**TASK INSTRUCTIONS:** Starting with the first line and stopping after the line that contains "delta-2-icon — [243, 259, 262, 270]", rewrite each line with "interactable" changed to "clickable" and nothing else altered. Return only those lines.

**PROVIDED DATA:**
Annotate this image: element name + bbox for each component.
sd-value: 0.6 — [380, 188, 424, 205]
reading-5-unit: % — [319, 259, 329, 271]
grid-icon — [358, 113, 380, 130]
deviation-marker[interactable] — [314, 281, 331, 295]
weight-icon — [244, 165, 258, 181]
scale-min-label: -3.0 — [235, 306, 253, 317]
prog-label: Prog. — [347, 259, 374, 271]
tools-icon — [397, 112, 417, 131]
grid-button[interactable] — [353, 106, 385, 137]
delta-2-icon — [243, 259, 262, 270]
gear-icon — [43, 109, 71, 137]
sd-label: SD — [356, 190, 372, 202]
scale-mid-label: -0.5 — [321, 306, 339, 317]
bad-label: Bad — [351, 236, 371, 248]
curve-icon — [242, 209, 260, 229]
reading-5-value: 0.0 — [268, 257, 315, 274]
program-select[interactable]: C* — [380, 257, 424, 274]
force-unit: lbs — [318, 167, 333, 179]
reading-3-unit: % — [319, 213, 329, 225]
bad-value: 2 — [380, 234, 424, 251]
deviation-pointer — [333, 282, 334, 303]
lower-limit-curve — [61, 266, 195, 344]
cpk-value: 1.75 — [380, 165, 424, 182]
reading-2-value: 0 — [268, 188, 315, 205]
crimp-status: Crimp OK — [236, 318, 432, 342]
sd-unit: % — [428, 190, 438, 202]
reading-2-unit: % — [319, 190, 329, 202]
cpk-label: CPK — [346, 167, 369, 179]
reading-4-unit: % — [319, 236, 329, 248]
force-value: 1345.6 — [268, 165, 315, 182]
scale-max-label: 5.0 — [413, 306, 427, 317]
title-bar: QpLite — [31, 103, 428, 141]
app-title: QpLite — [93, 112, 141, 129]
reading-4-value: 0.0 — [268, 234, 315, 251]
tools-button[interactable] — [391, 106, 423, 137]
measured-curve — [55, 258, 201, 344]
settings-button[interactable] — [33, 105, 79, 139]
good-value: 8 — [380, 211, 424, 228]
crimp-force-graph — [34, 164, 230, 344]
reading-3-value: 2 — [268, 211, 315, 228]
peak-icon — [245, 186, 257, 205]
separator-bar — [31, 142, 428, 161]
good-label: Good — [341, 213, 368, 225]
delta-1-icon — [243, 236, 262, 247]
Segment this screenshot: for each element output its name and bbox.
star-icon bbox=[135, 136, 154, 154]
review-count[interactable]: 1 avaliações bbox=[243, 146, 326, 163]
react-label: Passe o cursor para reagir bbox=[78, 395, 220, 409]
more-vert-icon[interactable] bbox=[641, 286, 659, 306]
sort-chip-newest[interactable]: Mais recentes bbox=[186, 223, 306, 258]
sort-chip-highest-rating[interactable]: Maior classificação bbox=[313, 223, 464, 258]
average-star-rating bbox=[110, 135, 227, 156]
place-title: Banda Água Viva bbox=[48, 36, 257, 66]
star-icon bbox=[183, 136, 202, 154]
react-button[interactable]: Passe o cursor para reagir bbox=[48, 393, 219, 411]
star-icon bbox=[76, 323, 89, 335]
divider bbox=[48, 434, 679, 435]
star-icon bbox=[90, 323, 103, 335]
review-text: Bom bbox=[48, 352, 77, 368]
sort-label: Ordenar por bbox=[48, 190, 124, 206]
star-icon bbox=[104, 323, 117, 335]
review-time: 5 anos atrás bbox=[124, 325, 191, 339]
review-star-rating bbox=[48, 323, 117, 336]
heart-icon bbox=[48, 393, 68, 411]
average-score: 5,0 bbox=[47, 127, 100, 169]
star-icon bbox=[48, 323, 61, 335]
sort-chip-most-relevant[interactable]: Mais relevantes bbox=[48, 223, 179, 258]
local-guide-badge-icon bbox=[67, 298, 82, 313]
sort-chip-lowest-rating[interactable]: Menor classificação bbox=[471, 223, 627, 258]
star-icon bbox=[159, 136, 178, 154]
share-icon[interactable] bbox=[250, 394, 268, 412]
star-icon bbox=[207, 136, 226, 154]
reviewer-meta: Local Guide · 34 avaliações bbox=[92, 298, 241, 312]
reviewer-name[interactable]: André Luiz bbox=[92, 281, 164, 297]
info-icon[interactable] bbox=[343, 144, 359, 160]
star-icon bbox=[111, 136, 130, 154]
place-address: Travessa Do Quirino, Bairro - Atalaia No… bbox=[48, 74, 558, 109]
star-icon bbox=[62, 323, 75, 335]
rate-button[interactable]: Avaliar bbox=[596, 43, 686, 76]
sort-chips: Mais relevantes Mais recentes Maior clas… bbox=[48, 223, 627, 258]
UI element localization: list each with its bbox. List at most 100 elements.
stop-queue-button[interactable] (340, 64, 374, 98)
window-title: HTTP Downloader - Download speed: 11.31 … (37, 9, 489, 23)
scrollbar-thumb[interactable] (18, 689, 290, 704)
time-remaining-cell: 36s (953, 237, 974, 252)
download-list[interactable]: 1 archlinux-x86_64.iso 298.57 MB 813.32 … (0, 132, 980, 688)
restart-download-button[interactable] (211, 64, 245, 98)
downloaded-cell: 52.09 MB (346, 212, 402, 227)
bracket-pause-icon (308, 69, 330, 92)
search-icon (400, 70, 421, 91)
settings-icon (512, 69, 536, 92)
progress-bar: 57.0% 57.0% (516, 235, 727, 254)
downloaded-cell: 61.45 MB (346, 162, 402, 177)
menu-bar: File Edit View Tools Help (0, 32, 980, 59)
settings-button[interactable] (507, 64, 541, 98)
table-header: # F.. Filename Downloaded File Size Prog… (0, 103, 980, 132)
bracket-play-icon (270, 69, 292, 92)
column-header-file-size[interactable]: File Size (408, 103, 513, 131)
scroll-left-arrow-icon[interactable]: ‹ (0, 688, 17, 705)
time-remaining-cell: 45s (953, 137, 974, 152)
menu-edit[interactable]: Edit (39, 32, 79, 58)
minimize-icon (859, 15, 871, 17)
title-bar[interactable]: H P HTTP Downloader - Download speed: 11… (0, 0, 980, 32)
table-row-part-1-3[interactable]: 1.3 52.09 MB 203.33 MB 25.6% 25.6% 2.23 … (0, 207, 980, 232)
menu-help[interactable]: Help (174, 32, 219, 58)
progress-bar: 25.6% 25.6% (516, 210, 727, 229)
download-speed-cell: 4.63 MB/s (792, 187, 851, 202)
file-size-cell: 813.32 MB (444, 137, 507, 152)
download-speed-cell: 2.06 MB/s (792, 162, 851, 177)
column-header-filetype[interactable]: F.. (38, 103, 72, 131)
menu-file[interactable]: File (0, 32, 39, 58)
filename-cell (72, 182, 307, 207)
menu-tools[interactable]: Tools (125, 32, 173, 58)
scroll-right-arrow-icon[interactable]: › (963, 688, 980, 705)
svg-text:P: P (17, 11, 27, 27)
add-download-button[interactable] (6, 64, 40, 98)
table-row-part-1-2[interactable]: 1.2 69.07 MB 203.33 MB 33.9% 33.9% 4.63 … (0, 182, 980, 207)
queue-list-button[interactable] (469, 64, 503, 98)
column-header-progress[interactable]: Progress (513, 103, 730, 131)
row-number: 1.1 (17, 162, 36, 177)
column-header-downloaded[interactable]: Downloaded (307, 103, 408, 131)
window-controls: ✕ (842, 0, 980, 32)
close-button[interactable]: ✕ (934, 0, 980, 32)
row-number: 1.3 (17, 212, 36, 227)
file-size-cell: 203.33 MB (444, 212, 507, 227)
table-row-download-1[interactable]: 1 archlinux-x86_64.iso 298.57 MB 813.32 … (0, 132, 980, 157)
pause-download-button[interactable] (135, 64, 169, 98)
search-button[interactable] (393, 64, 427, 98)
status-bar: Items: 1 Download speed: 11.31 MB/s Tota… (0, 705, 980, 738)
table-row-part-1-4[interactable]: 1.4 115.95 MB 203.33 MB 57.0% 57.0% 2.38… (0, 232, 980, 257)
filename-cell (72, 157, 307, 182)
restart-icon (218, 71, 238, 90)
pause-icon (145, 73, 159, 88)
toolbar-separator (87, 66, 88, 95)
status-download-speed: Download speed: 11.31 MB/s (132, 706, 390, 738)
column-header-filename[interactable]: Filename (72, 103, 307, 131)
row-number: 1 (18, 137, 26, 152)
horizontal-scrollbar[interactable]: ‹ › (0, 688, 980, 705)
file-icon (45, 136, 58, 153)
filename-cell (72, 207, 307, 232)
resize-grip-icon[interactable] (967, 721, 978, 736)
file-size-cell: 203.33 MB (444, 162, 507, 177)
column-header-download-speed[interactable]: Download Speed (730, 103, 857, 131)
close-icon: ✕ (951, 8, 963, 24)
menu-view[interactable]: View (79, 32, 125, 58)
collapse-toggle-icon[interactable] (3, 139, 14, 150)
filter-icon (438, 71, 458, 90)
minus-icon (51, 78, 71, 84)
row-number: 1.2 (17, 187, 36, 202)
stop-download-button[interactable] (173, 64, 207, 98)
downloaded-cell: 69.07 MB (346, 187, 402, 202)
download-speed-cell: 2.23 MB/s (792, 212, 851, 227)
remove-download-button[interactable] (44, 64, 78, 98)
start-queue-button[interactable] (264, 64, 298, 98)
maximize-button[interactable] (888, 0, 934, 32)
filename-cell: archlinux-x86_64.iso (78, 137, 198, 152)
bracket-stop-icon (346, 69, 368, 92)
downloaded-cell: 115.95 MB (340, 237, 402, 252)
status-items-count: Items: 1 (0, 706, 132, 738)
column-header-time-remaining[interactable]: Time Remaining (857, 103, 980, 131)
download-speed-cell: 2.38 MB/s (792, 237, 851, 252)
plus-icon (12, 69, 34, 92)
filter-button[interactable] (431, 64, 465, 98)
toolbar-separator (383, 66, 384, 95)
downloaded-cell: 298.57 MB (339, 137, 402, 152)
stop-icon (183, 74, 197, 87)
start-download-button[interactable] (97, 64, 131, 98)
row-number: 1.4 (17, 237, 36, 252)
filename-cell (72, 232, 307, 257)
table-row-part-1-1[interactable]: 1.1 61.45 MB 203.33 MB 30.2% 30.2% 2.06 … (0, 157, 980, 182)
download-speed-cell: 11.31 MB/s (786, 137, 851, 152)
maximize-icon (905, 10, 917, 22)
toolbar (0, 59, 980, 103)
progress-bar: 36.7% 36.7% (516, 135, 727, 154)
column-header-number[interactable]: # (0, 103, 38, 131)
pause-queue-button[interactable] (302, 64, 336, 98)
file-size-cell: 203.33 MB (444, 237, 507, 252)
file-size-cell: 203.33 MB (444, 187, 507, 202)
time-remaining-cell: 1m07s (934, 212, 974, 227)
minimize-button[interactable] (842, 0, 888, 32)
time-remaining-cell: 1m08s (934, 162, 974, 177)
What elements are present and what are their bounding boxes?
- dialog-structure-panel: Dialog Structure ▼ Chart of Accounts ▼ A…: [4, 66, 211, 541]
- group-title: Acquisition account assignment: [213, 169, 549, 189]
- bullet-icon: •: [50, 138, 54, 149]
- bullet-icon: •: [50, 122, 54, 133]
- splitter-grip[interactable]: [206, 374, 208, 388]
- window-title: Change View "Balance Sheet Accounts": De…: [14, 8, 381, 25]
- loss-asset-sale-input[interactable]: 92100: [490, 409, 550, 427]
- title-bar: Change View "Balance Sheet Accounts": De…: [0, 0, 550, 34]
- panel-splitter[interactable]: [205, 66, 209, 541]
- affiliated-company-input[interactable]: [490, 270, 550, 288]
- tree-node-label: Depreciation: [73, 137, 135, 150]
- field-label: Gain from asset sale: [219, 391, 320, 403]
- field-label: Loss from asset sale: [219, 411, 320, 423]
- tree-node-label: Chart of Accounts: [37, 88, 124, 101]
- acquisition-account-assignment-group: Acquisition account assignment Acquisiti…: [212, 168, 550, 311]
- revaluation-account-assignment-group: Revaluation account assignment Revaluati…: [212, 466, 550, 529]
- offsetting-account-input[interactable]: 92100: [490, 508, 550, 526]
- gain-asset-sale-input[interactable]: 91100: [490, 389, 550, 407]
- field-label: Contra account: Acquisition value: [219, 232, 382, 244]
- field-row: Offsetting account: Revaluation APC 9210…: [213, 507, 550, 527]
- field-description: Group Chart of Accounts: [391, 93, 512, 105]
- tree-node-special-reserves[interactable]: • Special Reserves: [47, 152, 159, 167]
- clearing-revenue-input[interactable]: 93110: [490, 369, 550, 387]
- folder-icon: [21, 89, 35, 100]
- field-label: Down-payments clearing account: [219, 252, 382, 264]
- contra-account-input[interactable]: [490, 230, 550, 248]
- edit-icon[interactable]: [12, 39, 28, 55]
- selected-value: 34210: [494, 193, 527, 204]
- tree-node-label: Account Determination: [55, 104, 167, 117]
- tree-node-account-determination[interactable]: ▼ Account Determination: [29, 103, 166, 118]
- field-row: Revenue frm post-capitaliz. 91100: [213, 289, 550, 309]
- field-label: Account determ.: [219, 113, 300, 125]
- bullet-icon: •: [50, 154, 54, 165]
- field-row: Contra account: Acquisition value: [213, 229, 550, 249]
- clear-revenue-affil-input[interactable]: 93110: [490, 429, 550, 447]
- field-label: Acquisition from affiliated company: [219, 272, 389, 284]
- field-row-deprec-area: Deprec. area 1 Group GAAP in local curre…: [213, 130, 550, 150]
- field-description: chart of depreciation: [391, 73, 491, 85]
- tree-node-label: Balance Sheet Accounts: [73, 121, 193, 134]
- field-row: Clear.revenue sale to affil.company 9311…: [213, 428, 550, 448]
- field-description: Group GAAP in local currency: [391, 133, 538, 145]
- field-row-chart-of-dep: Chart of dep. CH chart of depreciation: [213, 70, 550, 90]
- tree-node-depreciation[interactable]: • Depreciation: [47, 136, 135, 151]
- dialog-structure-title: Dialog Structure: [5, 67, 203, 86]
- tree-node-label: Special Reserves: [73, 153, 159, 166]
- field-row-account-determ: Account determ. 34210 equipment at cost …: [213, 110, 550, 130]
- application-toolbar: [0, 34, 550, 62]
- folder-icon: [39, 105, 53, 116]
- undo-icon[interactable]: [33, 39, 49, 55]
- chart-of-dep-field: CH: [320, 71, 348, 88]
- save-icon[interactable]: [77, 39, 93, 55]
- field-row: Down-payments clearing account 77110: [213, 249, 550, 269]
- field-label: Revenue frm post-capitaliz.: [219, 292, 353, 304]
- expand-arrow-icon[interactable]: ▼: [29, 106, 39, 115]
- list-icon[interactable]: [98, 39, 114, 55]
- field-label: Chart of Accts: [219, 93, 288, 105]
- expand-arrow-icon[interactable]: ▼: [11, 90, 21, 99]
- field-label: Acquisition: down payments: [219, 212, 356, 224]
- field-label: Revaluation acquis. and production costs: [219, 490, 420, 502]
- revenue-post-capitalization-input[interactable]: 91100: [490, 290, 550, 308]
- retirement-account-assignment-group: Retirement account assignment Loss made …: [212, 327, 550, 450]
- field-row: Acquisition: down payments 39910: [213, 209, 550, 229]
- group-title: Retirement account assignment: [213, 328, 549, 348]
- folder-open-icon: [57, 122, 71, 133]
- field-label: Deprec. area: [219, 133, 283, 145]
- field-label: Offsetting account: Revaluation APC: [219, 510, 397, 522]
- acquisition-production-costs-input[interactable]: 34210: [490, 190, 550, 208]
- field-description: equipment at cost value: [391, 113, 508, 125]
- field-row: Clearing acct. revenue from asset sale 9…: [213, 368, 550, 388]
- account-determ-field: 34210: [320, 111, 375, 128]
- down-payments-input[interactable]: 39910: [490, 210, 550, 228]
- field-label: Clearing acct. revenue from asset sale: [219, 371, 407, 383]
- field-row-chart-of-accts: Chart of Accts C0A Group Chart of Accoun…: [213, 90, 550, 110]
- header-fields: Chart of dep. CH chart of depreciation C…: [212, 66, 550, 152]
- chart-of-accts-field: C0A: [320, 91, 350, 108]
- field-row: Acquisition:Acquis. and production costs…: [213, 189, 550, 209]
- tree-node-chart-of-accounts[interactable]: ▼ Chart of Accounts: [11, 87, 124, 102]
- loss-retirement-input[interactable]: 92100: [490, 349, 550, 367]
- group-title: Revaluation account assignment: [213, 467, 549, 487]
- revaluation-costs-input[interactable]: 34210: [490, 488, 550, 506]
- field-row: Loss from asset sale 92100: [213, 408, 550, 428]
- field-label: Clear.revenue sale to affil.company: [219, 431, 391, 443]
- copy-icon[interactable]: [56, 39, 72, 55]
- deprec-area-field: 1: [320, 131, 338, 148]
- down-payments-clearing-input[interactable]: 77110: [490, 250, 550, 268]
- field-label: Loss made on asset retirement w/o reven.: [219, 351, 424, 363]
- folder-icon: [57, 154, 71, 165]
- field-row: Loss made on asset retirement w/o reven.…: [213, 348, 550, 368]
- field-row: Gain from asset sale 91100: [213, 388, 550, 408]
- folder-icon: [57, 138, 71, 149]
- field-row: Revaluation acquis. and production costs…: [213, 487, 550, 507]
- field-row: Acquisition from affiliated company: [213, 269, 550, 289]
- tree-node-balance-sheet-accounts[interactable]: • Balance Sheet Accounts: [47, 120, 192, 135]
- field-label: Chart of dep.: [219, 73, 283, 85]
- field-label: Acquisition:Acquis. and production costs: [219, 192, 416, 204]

**OUTPUT BELOW:**
Annotate this image: element name + bbox for each component.
sd-value: 0.6 — [380, 188, 424, 205]
reading-5-unit: % — [319, 259, 329, 271]
grid-icon — [358, 113, 380, 130]
deviation-marker[clickable] — [314, 281, 331, 295]
weight-icon — [244, 165, 258, 181]
scale-min-label: -3.0 — [235, 306, 253, 317]
prog-label: Prog. — [347, 259, 374, 271]
tools-icon — [397, 112, 417, 131]
grid-button[clickable] — [353, 106, 385, 137]
delta-2-icon — [243, 259, 262, 270]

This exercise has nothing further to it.